=== Supplied material ===
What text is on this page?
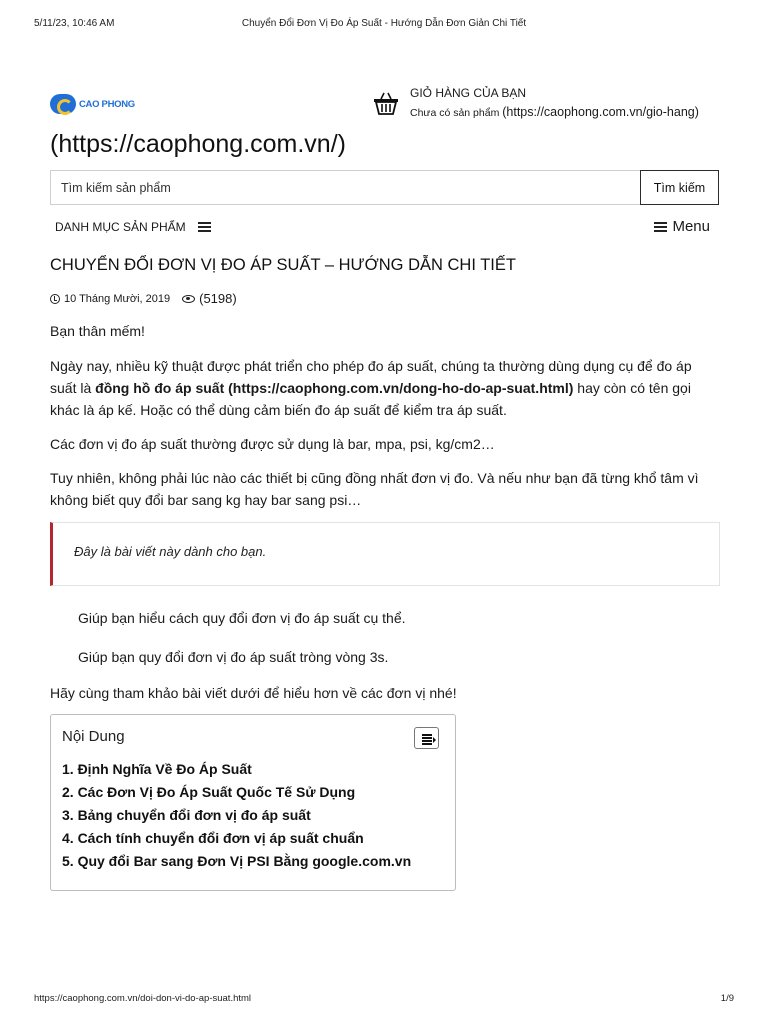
5/11/23, 10:46 AM	Chuyển Đổi Đơn Vị Đo Áp Suất - Hướng Dẫn Đơn Giản Chi Tiết
CAO PHONG
GIỎ HÀNG CỦA BẠN
Chưa có sản phẩm (https://caophong.com.vn/gio-hang)
(https://caophong.com.vn/)
Tìm kiếm sản phẩm
Tìm kiếm
DANH MỤC SẢN PHẨM	Menu
CHUYỂN ĐỔI ĐƠN VỊ ĐO ÁP SUẤT – HƯỚNG DẪN CHI TIẾT
10 Tháng Mười, 2019 (5198)

Bạn thân mếm!

Ngày nay, nhiều kỹ thuật được phát triển cho phép đo áp suất, chúng ta thường dùng dụng cụ để đo áp suất là đồng hồ đo áp suất (https://caophong.com.vn/dong-ho-do-ap-suat.html) hay còn có tên gọi khác là áp kế. Hoặc có thể dùng cảm biến đo áp suất để kiểm tra áp suất.

Các đơn vị đo áp suất thường được sử dụng là bar, mpa, psi, kg/cm2…

Tuy nhiên, không phải lúc nào các thiết bị cũng đồng nhất đơn vị đo. Và nếu như bạn đã từng khổ tâm vì không biết quy đổi bar sang kg hay bar sang psi…

Đây là bài viết này dành cho bạn.

Giúp bạn hiểu cách quy đổi đơn vị đo áp suất cụ thể.

Giúp bạn quy đổi đơn vị đo áp suất tròng vòng 3s.

Hãy cùng tham khảo bài viết dưới để hiểu hơn về các đơn vị nhé!

Nội Dung
1. Định Nghĩa Về Đo Áp Suất
2. Các Đơn Vị Đo Áp Suất Quốc Tế Sử Dụng
3. Bảng chuyển đổi đơn vị đo áp suất
4. Cách tính chuyển đổi đơn vị áp suất chuẩn
5. Quy đổi Bar sang Đơn Vị PSI Bằng google.com.vn
https://caophong.com.vn/doi-don-vi-do-ap-suat.html	1/9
===
- **Exercise prompt**: Reproduce every entry word for word, but skip any pictures.

- **Completed task**:
What text is on this page?
5/11/23, 10:46 AM	Chuyển Đổi Đơn Vị Đo Áp Suất - Hướng Dẫn Đơn Giản Chi Tiết
CAO PHONG
GIỎ HÀNG CỦA BẠN
Chưa có sản phẩm (https://caophong.com.vn/gio-hang)
(https://caophong.com.vn/)
Tìm kiếm sản phẩm
Tìm kiếm
DANH MỤC SẢN PHẨM	Menu
CHUYỂN ĐỔI ĐƠN VỊ ĐO ÁP SUẤT – HƯỚNG DẪN CHI TIẾT
10 Tháng Mười, 2019 (5198)

Bạn thân mếm!

Ngày nay, nhiều kỹ thuật được phát triển cho phép đo áp suất, chúng ta thường dùng dụng cụ để đo áp suất là đồng hồ đo áp suất (https://caophong.com.vn/dong-ho-do-ap-suat.html) hay còn có tên gọi khác là áp kế. Hoặc có thể dùng cảm biến đo áp suất để kiểm tra áp suất.

Các đơn vị đo áp suất thường được sử dụng là bar, mpa, psi, kg/cm2…

Tuy nhiên, không phải lúc nào các thiết bị cũng đồng nhất đơn vị đo. Và nếu như bạn đã từng khổ tâm vì không biết quy đổi bar sang kg hay bar sang psi…

Đây là bài viết này dành cho bạn.

Giúp bạn hiểu cách quy đổi đơn vị đo áp suất cụ thể.

Giúp bạn quy đổi đơn vị đo áp suất tròng vòng 3s.

Hãy cùng tham khảo bài viết dưới để hiểu hơn về các đơn vị nhé!

Nội Dung
1. Định Nghĩa Về Đo Áp Suất
2. Các Đơn Vị Đo Áp Suất Quốc Tế Sử Dụng
3. Bảng chuyển đổi đơn vị đo áp suất
4. Cách tính chuyển đổi đơn vị áp suất chuẩn
5. Quy đổi Bar sang Đơn Vị PSI Bằng google.com.vn
https://caophong.com.vn/doi-don-vi-do-ap-suat.html	1/9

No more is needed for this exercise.